## GOAL:
From the entries below, copy every line where the string "Comentarios" appears.

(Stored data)
** Begin **
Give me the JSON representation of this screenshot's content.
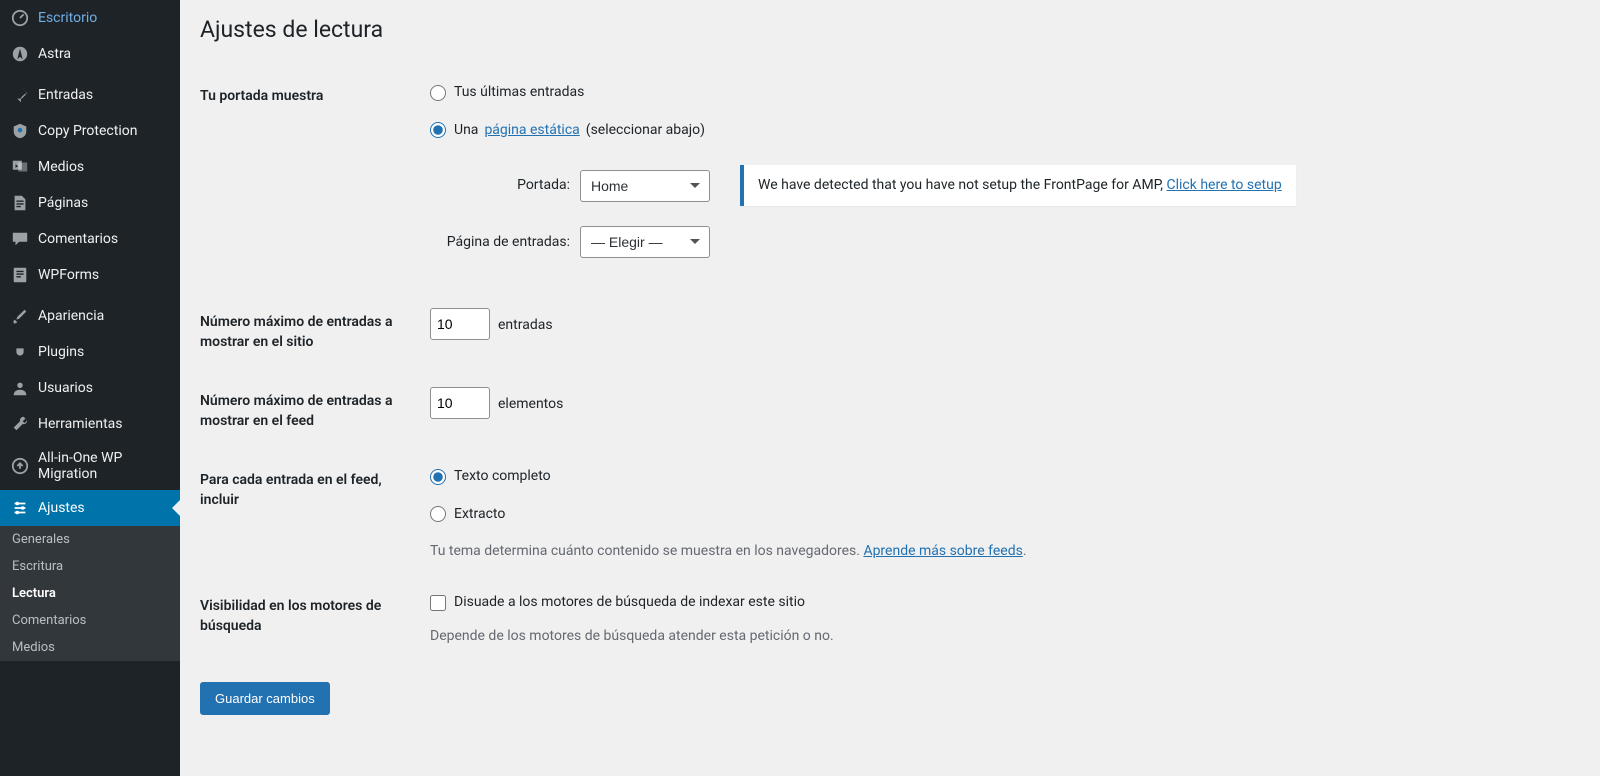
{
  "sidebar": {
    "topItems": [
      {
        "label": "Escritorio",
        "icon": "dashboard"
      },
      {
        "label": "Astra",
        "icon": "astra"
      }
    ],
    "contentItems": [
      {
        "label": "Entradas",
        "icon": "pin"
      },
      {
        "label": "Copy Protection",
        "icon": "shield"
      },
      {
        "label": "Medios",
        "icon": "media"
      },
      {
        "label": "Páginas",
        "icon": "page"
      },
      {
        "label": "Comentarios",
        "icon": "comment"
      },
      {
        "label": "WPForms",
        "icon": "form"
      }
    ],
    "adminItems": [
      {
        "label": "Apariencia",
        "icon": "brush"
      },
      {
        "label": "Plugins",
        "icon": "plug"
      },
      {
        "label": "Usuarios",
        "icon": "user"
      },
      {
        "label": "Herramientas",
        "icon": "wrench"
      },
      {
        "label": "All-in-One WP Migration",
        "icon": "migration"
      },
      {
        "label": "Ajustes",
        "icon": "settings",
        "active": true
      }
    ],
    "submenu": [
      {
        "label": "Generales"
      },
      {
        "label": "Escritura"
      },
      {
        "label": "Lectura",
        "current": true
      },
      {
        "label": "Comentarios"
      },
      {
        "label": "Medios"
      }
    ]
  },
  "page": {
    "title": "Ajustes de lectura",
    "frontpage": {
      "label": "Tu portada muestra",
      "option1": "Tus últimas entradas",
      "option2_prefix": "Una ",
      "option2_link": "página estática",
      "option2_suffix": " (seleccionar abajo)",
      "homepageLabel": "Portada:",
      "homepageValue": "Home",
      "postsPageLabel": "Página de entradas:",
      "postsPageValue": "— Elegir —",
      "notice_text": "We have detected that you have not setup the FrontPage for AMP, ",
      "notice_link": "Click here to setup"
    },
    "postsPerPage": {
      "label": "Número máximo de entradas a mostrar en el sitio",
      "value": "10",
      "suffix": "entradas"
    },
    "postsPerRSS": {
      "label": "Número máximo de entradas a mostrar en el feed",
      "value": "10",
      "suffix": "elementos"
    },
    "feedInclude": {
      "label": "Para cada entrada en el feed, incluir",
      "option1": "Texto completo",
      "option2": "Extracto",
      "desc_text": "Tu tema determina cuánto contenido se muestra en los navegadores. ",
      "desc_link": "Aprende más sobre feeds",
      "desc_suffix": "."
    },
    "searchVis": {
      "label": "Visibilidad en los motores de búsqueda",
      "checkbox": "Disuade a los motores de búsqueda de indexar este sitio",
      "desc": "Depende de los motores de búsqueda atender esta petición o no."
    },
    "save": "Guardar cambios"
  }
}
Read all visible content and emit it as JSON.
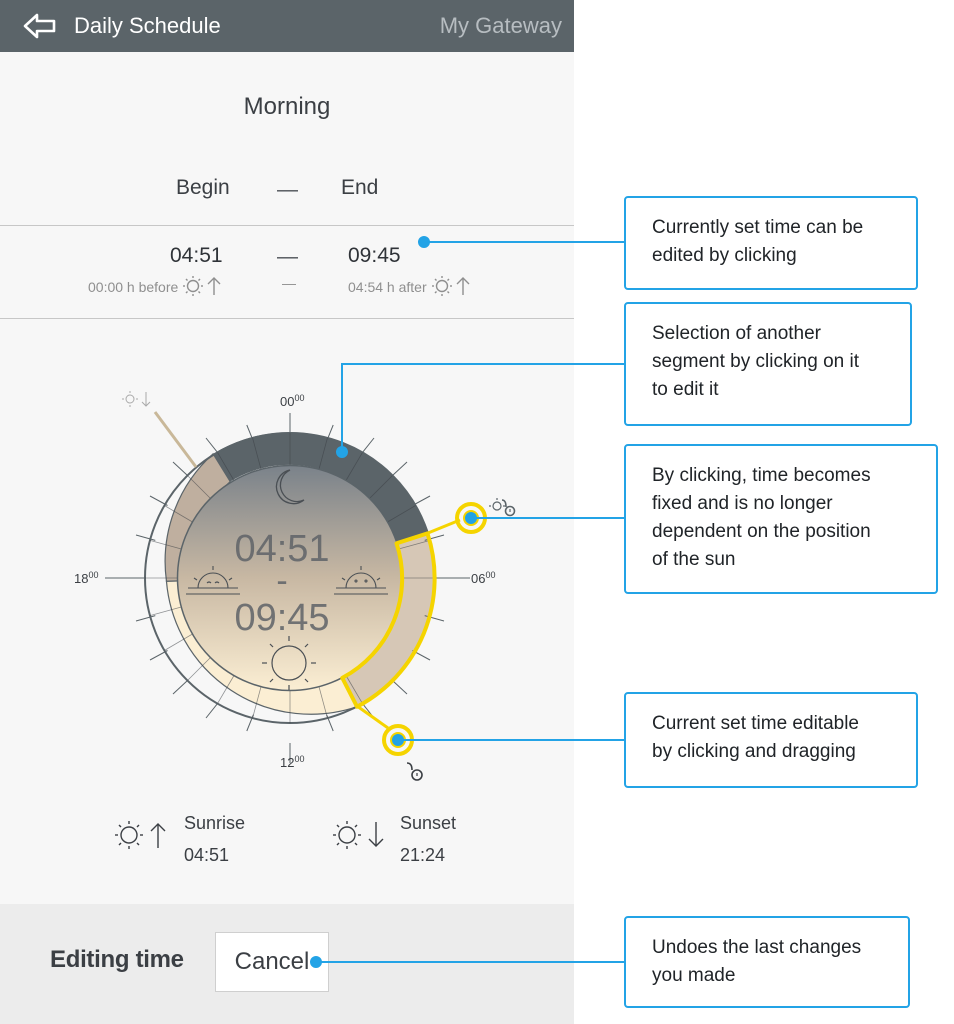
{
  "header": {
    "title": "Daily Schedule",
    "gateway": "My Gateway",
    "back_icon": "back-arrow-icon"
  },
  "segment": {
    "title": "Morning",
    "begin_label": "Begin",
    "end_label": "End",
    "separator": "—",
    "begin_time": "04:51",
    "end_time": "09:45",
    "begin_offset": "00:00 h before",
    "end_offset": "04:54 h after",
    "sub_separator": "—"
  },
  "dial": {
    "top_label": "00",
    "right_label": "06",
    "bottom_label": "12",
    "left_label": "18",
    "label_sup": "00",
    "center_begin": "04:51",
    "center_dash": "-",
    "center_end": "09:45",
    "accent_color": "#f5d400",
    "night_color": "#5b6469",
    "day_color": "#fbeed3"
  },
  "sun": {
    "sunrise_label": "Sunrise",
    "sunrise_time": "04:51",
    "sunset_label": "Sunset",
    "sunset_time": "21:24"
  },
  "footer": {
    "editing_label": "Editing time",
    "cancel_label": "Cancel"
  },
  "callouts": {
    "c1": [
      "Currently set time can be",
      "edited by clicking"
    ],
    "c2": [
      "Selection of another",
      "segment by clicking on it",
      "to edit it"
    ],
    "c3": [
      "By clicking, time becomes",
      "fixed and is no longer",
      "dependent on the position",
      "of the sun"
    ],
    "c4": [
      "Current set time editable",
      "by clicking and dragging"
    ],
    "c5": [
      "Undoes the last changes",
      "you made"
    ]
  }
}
** End **
## SOLVED PROBLEM:
        "label": "Comentarios",
        "label": "Comentarios"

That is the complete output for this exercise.